• _Challenge_: Copy every line of the listing exactly.

• _Input rows_:
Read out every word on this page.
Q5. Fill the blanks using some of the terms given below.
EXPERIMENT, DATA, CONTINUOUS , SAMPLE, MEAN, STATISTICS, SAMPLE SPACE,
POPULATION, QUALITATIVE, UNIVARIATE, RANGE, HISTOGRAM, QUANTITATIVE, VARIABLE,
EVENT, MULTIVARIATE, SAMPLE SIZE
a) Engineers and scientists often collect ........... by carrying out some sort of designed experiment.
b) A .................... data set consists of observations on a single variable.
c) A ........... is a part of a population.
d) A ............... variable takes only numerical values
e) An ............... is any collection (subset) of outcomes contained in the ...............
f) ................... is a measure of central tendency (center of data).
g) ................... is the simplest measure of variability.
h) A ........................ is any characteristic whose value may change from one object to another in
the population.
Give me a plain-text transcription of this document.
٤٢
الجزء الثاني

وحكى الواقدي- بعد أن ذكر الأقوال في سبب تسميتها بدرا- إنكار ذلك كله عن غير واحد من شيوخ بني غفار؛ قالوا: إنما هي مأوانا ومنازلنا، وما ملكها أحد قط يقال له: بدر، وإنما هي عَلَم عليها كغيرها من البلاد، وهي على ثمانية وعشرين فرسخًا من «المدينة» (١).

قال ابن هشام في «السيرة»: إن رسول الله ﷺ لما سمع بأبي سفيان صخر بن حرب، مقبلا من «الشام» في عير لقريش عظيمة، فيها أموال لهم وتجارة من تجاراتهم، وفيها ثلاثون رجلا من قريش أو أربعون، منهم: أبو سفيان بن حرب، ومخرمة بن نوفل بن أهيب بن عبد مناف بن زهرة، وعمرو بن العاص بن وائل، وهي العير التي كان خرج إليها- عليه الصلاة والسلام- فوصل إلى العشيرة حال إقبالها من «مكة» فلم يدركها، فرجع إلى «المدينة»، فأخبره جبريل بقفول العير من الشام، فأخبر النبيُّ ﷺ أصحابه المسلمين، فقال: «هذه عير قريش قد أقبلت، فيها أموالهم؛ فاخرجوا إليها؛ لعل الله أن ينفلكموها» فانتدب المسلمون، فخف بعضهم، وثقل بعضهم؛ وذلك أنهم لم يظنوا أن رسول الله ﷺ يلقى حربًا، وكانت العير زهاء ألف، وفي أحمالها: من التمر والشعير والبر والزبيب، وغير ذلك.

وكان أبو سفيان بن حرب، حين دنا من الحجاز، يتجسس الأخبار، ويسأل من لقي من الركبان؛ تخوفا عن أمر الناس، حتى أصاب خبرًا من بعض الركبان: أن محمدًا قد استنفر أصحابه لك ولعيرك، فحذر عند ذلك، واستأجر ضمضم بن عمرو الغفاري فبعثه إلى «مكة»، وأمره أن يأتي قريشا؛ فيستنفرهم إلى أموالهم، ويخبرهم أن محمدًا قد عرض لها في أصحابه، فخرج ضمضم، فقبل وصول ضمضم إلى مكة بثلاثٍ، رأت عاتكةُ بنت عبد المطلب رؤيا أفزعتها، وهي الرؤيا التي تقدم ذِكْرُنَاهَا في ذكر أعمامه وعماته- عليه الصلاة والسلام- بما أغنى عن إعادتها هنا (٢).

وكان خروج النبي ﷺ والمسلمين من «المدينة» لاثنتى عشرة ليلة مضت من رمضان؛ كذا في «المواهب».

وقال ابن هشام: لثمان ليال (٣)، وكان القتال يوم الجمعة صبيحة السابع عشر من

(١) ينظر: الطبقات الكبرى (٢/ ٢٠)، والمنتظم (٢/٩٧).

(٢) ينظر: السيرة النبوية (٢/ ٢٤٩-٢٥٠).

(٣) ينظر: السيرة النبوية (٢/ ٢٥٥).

• _Response below_:
Read out every word on this page.
Q5. Fill the blanks using some of the terms given below.
EXPERIMENT, DATA, CONTINUOUS , SAMPLE, MEAN, STATISTICS, SAMPLE SPACE,
POPULATION, QUALITATIVE, UNIVARIATE, RANGE, HISTOGRAM, QUANTITATIVE, VARIABLE,
EVENT, MULTIVARIATE, SAMPLE SIZE
a) Engineers and scientists often collect ........... by carrying out some sort of designed experiment.
b) A .................... data set consists of observations on a single variable.
c) A ........... is a part of a population.
d) A ............... variable takes only numerical values
e) An ............... is any collection (subset) of outcomes contained in the ...............
f) ................... is a measure of central tendency (center of data).
g) ................... is the simplest measure of variability.
h) A ........................ is any characteristic whose value may change from one object to another in
the population.
Give me a plain-text transcription of this document.
٤٢
الجزء الثاني

وحكى الواقدي- بعد أن ذكر الأقوال في سبب تسميتها بدرا- إنكار ذلك كله عن غير واحد من شيوخ بني غفار؛ قالوا: إنما هي مأوانا ومنازلنا، وما ملكها أحد قط يقال له: بدر، وإنما هي عَلَم عليها كغيرها من البلاد، وهي على ثمانية وعشرين فرسخًا من «المدينة» (١).

قال ابن هشام في «السيرة»: إن رسول الله ﷺ لما سمع بأبي سفيان صخر بن حرب، مقبلا من «الشام» في عير لقريش عظيمة، فيها أموال لهم وتجارة من تجاراتهم، وفيها ثلاثون رجلا من قريش أو أربعون، منهم: أبو سفيان بن حرب، ومخرمة بن نوفل بن أهيب بن عبد مناف بن زهرة، وعمرو بن العاص بن وائل، وهي العير التي كان خرج إليها- عليه الصلاة والسلام- فوصل إلى العشيرة حال إقبالها من «مكة» فلم يدركها، فرجع إلى «المدينة»، فأخبره جبريل بقفول العير من الشام، فأخبر النبيُّ ﷺ أصحابه المسلمين، فقال: «هذه عير قريش قد أقبلت، فيها أموالهم؛ فاخرجوا إليها؛ لعل الله أن ينفلكموها» فانتدب المسلمون، فخف بعضهم، وثقل بعضهم؛ وذلك أنهم لم يظنوا أن رسول الله ﷺ يلقى حربًا، وكانت العير زهاء ألف، وفي أحمالها: من التمر والشعير والبر والزبيب، وغير ذلك.

وكان أبو سفيان بن حرب، حين دنا من الحجاز، يتجسس الأخبار، ويسأل من لقي من الركبان؛ تخوفا عن أمر الناس، حتى أصاب خبرًا من بعض الركبان: أن محمدًا قد استنفر أصحابه لك ولعيرك، فحذر عند ذلك، واستأجر ضمضم بن عمرو الغفاري فبعثه إلى «مكة»، وأمره أن يأتي قريشا؛ فيستنفرهم إلى أموالهم، ويخبرهم أن محمدًا قد عرض لها في أصحابه، فخرج ضمضم، فقبل وصول ضمضم إلى مكة بثلاثٍ، رأت عاتكةُ بنت عبد المطلب رؤيا أفزعتها، وهي الرؤيا التي تقدم ذِكْرُنَاهَا في ذكر أعمامه وعماته- عليه الصلاة والسلام- بما أغنى عن إعادتها هنا (٢).

وكان خروج النبي ﷺ والمسلمين من «المدينة» لاثنتى عشرة ليلة مضت من رمضان؛ كذا في «المواهب».

وقال ابن هشام: لثمان ليال (٣)، وكان القتال يوم الجمعة صبيحة السابع عشر من

(١) ينظر: الطبقات الكبرى (٢/ ٢٠)، والمنتظم (٢/٩٧).

(٢) ينظر: السيرة النبوية (٢/ ٢٤٩-٢٥٠).

(٣) ينظر: السيرة النبوية (٢/ ٢٥٥).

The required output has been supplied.